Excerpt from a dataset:
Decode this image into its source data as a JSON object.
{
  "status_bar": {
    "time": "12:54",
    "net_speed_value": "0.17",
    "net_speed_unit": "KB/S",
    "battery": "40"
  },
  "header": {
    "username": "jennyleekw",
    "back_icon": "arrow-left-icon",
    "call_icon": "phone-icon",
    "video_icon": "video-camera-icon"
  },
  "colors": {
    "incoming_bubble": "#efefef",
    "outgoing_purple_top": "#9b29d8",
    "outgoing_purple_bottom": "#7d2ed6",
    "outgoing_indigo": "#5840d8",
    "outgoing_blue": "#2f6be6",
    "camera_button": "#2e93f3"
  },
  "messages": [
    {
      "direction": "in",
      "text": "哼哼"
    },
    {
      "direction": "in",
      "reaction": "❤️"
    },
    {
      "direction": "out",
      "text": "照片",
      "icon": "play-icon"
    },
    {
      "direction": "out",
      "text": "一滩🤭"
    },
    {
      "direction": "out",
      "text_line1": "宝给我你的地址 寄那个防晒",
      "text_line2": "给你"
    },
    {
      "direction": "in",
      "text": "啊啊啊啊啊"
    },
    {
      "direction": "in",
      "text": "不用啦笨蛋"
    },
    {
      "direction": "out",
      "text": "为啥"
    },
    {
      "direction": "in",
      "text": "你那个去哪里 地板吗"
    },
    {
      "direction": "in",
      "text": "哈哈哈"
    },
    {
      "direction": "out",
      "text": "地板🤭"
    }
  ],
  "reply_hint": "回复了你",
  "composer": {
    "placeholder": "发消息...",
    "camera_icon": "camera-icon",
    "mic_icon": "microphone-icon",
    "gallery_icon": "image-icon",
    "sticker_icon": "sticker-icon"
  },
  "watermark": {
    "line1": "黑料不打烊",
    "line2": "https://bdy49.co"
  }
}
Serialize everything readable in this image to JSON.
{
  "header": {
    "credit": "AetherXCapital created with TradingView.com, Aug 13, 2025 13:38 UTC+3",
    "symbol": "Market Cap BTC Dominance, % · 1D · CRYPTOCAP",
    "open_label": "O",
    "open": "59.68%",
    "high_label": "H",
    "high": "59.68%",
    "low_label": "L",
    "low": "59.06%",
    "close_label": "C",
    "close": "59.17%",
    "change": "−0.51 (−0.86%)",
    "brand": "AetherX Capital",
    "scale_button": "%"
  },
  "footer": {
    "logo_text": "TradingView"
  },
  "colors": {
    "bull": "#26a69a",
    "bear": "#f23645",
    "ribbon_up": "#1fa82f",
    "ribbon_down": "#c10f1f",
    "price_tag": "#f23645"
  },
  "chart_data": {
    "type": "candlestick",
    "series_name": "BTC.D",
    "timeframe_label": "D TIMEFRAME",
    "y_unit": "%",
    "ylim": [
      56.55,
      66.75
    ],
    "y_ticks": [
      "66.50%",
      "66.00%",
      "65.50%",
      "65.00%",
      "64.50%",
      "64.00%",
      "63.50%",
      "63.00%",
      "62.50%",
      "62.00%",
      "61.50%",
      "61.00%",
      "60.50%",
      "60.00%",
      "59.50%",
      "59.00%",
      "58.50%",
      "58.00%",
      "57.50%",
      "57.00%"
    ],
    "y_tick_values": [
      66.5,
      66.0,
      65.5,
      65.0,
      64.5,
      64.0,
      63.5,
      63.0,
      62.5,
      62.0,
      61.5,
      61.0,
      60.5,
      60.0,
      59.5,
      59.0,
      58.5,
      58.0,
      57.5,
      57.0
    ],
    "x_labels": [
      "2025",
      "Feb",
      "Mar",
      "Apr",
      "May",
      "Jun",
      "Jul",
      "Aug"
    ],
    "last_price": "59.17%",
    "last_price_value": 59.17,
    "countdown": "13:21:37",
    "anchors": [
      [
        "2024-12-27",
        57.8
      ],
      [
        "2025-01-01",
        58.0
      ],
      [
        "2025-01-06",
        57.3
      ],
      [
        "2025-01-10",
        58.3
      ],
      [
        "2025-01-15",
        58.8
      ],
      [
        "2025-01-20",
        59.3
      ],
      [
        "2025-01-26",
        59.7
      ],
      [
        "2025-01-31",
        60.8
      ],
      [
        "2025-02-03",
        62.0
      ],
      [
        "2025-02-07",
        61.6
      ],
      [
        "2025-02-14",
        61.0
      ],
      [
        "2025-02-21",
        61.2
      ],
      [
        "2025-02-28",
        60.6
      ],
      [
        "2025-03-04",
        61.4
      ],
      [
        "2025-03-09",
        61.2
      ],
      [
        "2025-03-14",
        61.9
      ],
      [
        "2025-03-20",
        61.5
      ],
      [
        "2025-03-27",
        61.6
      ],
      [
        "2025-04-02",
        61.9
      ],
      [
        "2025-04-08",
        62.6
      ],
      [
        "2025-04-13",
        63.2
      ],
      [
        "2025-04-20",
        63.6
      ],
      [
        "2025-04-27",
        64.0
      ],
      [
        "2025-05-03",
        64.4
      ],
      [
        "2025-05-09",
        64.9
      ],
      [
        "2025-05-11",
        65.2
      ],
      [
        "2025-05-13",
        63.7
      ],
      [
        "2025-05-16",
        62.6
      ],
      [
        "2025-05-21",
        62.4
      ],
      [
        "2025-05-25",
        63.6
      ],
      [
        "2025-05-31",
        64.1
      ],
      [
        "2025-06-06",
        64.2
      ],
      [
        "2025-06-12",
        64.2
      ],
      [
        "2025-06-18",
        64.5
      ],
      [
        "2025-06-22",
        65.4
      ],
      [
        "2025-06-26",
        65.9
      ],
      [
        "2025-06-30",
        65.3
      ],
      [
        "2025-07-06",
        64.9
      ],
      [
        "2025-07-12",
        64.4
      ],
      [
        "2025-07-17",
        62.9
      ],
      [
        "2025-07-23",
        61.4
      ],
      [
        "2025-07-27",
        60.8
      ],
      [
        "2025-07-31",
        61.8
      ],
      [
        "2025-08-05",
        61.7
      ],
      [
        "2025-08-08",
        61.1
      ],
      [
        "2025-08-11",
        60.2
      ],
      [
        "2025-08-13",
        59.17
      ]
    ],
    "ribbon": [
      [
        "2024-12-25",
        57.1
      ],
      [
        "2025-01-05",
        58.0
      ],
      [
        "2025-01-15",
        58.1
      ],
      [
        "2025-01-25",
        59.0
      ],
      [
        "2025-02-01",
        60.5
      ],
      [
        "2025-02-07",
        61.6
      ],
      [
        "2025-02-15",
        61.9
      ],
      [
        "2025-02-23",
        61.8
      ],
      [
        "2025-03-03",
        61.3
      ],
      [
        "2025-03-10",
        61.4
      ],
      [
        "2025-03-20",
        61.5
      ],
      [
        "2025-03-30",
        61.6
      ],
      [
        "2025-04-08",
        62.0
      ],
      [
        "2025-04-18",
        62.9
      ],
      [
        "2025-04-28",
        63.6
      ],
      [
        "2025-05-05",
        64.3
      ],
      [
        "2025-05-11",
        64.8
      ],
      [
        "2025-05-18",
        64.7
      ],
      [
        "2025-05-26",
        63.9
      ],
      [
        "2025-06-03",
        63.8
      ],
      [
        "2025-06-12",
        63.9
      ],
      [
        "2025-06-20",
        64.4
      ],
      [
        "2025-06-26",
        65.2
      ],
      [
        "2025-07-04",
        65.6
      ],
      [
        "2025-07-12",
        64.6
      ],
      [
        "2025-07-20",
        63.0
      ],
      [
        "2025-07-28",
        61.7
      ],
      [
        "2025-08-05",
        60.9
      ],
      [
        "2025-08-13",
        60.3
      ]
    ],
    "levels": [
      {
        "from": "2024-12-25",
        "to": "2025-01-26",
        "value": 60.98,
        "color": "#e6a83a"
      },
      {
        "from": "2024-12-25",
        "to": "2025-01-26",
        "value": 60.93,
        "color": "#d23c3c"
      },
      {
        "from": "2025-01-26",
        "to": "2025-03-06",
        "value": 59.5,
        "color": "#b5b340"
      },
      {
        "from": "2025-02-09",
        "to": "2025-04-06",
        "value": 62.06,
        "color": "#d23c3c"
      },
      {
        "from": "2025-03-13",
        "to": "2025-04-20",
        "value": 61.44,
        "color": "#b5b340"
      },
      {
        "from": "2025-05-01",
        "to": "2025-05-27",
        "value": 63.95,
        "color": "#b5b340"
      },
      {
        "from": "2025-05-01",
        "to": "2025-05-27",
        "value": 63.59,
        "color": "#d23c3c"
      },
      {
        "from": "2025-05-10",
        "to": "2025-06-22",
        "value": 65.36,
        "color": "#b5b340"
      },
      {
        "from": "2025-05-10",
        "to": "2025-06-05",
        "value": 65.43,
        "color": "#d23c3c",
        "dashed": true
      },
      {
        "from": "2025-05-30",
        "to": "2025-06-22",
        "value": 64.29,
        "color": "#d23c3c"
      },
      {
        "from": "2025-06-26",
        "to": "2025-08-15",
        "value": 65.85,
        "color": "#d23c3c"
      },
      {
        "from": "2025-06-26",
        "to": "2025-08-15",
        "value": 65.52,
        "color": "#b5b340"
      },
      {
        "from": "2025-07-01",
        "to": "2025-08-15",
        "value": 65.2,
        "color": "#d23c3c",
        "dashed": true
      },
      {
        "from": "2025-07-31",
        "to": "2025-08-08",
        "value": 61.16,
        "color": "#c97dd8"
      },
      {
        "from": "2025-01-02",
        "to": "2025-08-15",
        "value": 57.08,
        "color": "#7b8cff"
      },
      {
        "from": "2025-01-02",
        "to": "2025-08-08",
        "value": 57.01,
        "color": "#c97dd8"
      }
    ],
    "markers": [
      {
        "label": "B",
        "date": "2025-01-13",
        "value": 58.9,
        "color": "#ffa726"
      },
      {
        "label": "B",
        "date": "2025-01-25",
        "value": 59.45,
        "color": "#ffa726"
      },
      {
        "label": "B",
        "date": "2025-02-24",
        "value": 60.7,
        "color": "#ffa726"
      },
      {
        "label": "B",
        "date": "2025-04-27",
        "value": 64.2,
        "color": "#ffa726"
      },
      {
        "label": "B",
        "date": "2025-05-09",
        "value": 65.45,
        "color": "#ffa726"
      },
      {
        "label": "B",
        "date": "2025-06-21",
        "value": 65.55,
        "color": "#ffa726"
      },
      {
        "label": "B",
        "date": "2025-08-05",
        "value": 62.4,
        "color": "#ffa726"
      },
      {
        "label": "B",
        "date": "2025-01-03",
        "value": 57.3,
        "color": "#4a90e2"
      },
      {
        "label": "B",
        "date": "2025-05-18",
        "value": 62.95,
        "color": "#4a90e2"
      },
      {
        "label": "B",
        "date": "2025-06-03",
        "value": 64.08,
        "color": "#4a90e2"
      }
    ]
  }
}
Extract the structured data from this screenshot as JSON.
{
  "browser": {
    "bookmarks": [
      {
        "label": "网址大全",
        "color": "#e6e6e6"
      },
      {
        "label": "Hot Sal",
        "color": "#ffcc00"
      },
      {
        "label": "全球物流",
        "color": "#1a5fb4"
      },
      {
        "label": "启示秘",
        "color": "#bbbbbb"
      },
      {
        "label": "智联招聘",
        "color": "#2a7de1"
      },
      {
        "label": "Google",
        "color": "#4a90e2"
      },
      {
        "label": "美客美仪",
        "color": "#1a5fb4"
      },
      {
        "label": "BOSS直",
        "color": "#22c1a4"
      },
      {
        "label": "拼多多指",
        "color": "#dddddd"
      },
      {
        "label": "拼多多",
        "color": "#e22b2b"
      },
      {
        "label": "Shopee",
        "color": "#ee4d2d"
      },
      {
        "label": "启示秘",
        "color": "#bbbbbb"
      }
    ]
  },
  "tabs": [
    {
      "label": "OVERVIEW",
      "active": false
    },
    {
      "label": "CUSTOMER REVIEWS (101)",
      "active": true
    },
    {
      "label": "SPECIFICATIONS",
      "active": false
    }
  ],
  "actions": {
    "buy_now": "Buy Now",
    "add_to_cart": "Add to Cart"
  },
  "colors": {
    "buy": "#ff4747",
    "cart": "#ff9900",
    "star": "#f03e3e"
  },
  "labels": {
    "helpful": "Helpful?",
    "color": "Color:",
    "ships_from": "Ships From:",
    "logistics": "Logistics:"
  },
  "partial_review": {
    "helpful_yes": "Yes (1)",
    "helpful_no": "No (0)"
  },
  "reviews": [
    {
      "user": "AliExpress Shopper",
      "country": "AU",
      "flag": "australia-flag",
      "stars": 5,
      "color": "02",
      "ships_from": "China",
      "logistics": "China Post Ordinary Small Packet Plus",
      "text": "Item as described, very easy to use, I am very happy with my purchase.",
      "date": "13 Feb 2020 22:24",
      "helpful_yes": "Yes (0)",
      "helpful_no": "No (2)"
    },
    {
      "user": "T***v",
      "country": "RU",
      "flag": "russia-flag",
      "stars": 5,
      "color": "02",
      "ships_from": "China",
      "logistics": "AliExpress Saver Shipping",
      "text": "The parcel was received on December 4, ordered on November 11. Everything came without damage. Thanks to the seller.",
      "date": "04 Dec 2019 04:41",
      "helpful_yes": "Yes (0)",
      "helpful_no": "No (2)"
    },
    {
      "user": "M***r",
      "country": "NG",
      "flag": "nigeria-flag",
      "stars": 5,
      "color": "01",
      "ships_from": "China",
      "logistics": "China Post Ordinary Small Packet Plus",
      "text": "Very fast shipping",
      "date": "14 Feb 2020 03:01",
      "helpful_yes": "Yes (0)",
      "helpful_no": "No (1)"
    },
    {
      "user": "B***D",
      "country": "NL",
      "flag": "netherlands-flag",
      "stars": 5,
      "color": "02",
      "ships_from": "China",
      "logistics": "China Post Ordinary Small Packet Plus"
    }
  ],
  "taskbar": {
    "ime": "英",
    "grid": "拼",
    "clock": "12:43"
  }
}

_To be done_
List the lines of the records where "icon" occurs.

_Finished task_
    "back_icon": "arrow-left-icon",
    "call_icon": "phone-icon",
    "video_icon": "video-camera-icon"
      "icon": "play-icon"
    "camera_icon": "camera-icon",
    "mic_icon": "microphone-icon",
    "gallery_icon": "image-icon",
    "sticker_icon": "sticker-icon"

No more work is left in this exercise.